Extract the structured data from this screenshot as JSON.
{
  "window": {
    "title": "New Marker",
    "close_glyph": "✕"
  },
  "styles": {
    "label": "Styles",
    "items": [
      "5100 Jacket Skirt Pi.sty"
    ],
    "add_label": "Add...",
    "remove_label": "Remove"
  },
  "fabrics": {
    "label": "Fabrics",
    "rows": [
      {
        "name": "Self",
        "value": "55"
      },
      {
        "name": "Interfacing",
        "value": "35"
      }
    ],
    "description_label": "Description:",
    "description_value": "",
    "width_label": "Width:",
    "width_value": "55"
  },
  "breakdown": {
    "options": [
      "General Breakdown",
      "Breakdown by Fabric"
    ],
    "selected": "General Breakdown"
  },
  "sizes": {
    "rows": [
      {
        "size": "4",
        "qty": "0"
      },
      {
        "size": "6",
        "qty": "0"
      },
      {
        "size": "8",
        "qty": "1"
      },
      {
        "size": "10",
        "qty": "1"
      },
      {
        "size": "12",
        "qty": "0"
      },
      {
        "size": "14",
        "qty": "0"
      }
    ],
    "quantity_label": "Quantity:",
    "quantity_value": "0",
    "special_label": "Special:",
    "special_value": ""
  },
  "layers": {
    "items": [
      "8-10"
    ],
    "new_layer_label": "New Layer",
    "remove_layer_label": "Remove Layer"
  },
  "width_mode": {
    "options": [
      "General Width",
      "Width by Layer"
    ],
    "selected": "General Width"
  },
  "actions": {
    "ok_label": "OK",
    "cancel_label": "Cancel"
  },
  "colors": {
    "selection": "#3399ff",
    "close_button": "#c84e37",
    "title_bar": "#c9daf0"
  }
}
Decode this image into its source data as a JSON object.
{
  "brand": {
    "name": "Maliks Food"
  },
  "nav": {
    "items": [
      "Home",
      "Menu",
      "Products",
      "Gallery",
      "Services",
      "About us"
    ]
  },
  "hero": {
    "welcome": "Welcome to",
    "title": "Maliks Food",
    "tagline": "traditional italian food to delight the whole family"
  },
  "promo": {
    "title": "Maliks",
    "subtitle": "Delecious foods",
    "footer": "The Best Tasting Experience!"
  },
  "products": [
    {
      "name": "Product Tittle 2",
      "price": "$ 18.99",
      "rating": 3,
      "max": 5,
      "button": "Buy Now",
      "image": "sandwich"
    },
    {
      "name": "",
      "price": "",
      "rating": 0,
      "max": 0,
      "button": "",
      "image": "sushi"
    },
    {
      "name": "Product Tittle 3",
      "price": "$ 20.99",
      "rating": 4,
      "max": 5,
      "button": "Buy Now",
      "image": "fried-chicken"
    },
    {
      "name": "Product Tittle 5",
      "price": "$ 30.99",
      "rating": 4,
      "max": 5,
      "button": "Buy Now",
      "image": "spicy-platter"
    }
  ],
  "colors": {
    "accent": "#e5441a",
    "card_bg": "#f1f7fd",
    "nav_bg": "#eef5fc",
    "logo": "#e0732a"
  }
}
....
(Task instructions)
Please repeat the material above, word for word and in full.

(The solution)
Extract the structured data from this screenshot as JSON.
{
  "window": {
    "title": "New Marker",
    "close_glyph": "✕"
  },
  "styles": {
    "label": "Styles",
    "items": [
      "5100 Jacket Skirt Pi.sty"
    ],
    "add_label": "Add...",
    "remove_label": "Remove"
  },
  "fabrics": {
    "label": "Fabrics",
    "rows": [
      {
        "name": "Self",
        "value": "55"
      },
      {
        "name": "Interfacing",
        "value": "35"
      }
    ],
    "description_label": "Description:",
    "description_value": "",
    "width_label": "Width:",
    "width_value": "55"
  },
  "breakdown": {
    "options": [
      "General Breakdown",
      "Breakdown by Fabric"
    ],
    "selected": "General Breakdown"
  },
  "sizes": {
    "rows": [
      {
        "size": "4",
        "qty": "0"
      },
      {
        "size": "6",
        "qty": "0"
      },
      {
        "size": "8",
        "qty": "1"
      },
      {
        "size": "10",
        "qty": "1"
      },
      {
        "size": "12",
        "qty": "0"
      },
      {
        "size": "14",
        "qty": "0"
      }
    ],
    "quantity_label": "Quantity:",
    "quantity_value": "0",
    "special_label": "Special:",
    "special_value": ""
  },
  "layers": {
    "items": [
      "8-10"
    ],
    "new_layer_label": "New Layer",
    "remove_layer_label": "Remove Layer"
  },
  "width_mode": {
    "options": [
      "General Width",
      "Width by Layer"
    ],
    "selected": "General Width"
  },
  "actions": {
    "ok_label": "OK",
    "cancel_label": "Cancel"
  },
  "colors": {
    "selection": "#3399ff",
    "close_button": "#c84e37",
    "title_bar": "#c9daf0"
  }
}
Decode this image into its source data as a JSON object.
{
  "brand": {
    "name": "Maliks Food"
  },
  "nav": {
    "items": [
      "Home",
      "Menu",
      "Products",
      "Gallery",
      "Services",
      "About us"
    ]
  },
  "hero": {
    "welcome": "Welcome to",
    "title": "Maliks Food",
    "tagline": "traditional italian food to delight the whole family"
  },
  "promo": {
    "title": "Maliks",
    "subtitle": "Delecious foods",
    "footer": "The Best Tasting Experience!"
  },
  "products": [
    {
      "name": "Product Tittle 2",
      "price": "$ 18.99",
      "rating": 3,
      "max": 5,
      "button": "Buy Now",
      "image": "sandwich"
    },
    {
      "name": "",
      "price": "",
      "rating": 0,
      "max": 0,
      "button": "",
      "image": "sushi"
    },
    {
      "name": "Product Tittle 3",
      "price": "$ 20.99",
      "rating": 4,
      "max": 5,
      "button": "Buy Now",
      "image": "fried-chicken"
    },
    {
      "name": "Product Tittle 5",
      "price": "$ 30.99",
      "rating": 4,
      "max": 5,
      "button": "Buy Now",
      "image": "spicy-platter"
    }
  ],
  "colors": {
    "accent": "#e5441a",
    "card_bg": "#f1f7fd",
    "nav_bg": "#eef5fc",
    "logo": "#e0732a"
  }
}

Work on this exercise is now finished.